**** DATA LINES
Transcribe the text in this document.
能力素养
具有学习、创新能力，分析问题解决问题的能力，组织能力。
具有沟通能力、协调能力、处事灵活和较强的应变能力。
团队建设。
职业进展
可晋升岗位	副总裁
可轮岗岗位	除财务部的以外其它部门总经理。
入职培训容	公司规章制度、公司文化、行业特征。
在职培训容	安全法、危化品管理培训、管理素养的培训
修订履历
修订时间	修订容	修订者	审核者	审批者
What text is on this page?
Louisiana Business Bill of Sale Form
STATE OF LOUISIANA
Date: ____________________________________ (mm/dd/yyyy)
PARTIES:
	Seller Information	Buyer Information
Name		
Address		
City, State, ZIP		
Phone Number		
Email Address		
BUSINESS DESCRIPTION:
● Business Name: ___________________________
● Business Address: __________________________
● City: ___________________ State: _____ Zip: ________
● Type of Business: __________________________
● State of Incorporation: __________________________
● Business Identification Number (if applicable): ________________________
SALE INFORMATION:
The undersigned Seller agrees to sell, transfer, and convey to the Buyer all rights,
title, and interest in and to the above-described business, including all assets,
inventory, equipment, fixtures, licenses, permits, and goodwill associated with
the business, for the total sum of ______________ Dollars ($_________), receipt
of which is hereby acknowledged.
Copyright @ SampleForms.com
********
*INSTRUCTION*: Search the listing for the word "this". Copy every line in which it occurs.

*OUTPUT OF THE EXERCISE*:
Transcribe the text in this document.
What text is on this page?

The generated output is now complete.